GIVEN EXERCISE: Exactly how many lines have the word "JSON"? Answer with the bare number.

MATERIALS PROVIDED:
++++

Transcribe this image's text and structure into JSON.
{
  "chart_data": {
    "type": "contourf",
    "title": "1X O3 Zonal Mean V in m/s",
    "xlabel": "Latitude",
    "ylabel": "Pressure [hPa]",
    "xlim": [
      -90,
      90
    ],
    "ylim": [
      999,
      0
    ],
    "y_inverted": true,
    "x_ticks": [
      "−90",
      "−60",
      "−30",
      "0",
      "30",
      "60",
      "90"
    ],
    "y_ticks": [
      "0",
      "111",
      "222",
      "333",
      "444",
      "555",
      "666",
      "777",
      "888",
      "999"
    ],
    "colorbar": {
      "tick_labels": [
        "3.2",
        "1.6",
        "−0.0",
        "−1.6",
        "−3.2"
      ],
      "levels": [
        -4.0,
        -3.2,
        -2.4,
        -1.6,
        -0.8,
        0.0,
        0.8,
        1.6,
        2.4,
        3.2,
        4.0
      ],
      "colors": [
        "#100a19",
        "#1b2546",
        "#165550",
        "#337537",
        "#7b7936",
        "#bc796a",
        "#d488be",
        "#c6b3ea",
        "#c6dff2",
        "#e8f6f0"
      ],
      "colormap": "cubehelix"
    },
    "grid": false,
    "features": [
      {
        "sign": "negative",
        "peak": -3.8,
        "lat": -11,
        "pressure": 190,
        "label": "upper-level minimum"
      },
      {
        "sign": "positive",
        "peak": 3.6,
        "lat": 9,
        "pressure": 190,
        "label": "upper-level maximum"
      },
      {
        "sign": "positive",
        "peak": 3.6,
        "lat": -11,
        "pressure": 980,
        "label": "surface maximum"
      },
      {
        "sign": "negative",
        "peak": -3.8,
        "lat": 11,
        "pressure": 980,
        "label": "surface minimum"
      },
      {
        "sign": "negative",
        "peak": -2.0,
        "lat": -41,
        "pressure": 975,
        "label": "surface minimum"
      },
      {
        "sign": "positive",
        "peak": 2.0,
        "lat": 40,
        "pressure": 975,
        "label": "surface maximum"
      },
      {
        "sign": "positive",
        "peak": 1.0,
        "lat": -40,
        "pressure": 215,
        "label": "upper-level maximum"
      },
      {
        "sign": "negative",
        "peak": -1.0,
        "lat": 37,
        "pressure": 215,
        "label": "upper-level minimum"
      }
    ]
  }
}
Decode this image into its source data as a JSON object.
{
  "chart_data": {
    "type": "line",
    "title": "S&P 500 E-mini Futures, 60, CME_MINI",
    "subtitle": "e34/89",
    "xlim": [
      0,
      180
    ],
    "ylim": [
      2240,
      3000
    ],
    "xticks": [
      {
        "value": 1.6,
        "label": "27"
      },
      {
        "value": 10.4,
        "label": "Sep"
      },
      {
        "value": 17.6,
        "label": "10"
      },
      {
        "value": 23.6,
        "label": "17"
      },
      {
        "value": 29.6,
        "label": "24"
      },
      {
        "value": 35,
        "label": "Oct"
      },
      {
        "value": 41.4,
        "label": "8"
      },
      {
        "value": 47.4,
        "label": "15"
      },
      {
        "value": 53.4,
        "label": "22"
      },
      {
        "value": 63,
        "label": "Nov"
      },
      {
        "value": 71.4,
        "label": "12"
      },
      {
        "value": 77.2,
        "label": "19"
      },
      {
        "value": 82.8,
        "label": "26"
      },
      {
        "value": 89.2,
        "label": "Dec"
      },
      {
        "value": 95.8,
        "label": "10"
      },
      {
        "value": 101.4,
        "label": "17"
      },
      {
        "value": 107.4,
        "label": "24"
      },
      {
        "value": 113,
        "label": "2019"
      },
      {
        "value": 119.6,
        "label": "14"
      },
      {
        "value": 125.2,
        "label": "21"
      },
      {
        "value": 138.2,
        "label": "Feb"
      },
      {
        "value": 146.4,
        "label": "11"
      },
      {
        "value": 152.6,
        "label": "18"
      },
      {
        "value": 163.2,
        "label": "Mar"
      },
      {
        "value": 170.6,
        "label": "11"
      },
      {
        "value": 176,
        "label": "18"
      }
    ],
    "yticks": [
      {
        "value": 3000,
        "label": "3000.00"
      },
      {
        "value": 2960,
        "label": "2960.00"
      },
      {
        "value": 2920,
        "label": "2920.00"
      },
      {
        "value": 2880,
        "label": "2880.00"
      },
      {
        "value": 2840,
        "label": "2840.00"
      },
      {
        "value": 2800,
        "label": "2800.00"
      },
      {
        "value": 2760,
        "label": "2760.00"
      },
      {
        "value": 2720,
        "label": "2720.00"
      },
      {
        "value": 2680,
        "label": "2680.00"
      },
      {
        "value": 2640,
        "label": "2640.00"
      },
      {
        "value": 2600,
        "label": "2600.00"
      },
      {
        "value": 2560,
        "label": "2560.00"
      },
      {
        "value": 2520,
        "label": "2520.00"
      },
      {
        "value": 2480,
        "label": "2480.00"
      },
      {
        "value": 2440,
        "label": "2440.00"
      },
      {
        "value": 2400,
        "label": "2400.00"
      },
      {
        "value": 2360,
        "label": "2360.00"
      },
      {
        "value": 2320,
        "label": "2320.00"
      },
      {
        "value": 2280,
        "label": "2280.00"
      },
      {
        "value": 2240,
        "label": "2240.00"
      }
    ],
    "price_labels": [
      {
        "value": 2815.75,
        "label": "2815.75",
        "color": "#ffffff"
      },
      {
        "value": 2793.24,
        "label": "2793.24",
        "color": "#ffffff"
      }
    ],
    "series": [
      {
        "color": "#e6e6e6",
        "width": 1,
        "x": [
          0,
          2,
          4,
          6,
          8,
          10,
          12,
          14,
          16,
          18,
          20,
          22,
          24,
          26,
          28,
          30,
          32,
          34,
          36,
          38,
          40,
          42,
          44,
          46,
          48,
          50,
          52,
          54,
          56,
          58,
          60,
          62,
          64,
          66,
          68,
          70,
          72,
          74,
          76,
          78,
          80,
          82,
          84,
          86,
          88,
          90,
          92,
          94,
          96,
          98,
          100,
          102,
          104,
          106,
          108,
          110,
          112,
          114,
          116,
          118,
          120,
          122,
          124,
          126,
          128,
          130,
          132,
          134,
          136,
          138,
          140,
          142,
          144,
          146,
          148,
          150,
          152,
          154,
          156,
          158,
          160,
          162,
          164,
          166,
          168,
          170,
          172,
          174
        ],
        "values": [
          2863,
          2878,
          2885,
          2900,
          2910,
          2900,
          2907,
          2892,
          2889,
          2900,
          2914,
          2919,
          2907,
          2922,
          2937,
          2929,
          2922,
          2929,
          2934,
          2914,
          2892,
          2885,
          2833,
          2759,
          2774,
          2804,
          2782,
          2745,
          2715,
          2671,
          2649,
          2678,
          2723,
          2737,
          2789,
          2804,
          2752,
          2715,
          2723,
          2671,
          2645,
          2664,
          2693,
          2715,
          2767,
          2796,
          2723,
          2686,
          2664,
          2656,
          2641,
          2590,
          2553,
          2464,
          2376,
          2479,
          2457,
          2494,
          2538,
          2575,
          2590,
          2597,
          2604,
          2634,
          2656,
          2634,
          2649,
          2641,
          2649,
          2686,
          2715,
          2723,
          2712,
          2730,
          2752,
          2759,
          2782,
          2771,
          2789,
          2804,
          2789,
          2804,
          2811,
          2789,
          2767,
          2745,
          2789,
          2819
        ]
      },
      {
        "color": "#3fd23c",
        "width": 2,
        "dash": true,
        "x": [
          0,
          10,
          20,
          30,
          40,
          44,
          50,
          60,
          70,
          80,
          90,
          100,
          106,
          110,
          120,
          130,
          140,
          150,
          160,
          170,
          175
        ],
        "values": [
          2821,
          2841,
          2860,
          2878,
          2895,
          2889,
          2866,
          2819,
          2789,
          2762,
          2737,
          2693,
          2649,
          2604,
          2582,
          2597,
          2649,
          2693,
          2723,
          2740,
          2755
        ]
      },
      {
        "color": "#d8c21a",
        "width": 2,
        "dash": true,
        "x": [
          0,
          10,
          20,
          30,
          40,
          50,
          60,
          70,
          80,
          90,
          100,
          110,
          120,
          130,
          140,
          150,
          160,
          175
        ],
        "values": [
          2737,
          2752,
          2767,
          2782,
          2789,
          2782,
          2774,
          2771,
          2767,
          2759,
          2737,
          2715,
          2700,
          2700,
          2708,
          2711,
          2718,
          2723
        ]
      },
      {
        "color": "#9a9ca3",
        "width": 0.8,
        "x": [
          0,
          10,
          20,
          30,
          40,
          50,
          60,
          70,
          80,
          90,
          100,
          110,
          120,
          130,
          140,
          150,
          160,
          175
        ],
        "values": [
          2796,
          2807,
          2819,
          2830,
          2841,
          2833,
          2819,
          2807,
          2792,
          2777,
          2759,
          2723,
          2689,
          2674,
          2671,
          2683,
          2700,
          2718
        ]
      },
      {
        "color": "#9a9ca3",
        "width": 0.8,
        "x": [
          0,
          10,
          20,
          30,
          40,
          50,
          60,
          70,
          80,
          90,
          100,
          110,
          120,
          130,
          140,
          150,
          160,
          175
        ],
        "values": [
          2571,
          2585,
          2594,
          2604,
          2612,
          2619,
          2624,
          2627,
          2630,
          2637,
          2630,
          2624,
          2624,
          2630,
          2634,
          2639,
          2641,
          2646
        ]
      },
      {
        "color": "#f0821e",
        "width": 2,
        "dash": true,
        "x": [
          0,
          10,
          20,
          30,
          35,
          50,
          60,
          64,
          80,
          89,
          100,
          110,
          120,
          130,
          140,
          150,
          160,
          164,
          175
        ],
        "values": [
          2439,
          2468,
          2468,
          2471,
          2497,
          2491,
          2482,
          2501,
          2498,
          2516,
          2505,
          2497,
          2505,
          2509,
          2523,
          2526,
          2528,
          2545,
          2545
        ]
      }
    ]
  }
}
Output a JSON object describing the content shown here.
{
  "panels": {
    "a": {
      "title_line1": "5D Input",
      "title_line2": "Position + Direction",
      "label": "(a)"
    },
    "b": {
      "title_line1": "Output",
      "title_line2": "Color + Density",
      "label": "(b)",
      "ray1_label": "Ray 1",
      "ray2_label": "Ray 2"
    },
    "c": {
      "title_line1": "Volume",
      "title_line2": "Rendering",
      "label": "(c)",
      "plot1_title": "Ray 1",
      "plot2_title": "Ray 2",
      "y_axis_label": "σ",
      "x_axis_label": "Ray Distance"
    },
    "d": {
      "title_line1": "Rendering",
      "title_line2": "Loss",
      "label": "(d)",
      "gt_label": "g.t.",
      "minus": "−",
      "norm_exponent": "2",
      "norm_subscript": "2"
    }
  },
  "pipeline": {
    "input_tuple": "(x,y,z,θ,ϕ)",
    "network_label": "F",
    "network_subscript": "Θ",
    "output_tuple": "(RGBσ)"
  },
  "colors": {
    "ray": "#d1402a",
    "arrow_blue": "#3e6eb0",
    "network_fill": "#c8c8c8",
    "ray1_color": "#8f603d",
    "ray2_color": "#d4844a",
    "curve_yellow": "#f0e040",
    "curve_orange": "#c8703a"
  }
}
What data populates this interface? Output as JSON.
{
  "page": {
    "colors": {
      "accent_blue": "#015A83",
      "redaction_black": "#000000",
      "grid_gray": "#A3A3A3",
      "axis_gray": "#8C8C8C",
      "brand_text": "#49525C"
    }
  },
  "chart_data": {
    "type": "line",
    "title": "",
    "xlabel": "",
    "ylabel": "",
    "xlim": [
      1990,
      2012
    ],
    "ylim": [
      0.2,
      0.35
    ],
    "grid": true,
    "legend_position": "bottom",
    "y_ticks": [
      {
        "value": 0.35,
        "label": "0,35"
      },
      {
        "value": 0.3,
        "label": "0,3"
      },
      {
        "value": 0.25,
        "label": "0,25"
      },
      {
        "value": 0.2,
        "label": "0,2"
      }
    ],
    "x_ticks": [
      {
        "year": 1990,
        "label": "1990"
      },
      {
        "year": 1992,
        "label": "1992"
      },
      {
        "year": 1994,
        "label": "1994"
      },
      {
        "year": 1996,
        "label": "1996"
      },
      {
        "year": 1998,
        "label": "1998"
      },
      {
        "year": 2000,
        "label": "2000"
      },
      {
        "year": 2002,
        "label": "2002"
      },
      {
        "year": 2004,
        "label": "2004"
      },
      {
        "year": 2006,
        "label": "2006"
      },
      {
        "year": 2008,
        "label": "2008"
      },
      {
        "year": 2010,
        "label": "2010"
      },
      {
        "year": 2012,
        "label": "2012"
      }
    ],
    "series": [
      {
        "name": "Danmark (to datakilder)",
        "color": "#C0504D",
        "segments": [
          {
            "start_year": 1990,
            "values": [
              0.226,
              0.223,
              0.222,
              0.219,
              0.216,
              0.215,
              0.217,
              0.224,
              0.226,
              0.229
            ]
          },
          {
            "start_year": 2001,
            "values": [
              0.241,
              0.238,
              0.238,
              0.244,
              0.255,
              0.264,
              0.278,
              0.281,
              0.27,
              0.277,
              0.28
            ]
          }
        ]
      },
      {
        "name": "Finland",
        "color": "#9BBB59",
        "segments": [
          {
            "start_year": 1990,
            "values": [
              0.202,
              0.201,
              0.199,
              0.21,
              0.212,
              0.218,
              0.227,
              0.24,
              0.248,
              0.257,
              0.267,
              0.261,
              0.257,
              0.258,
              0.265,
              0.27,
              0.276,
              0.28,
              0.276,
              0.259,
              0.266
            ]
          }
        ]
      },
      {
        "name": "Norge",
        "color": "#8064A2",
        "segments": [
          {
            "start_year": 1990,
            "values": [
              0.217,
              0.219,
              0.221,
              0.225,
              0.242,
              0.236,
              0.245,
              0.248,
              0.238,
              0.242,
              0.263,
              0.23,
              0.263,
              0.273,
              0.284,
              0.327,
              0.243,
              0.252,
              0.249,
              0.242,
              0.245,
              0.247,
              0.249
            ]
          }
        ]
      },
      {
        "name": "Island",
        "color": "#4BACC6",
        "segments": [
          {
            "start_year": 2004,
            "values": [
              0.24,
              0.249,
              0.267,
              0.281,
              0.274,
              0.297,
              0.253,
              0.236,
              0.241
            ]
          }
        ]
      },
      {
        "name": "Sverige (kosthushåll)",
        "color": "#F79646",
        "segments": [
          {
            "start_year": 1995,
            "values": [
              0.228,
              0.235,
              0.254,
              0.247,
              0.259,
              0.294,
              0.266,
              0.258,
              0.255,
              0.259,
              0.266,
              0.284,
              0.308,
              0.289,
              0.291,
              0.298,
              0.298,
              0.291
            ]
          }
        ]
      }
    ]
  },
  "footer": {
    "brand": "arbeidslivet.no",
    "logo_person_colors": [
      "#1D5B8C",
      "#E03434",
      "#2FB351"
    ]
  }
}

++++

RESULT FOR THIS EXERCISE: 4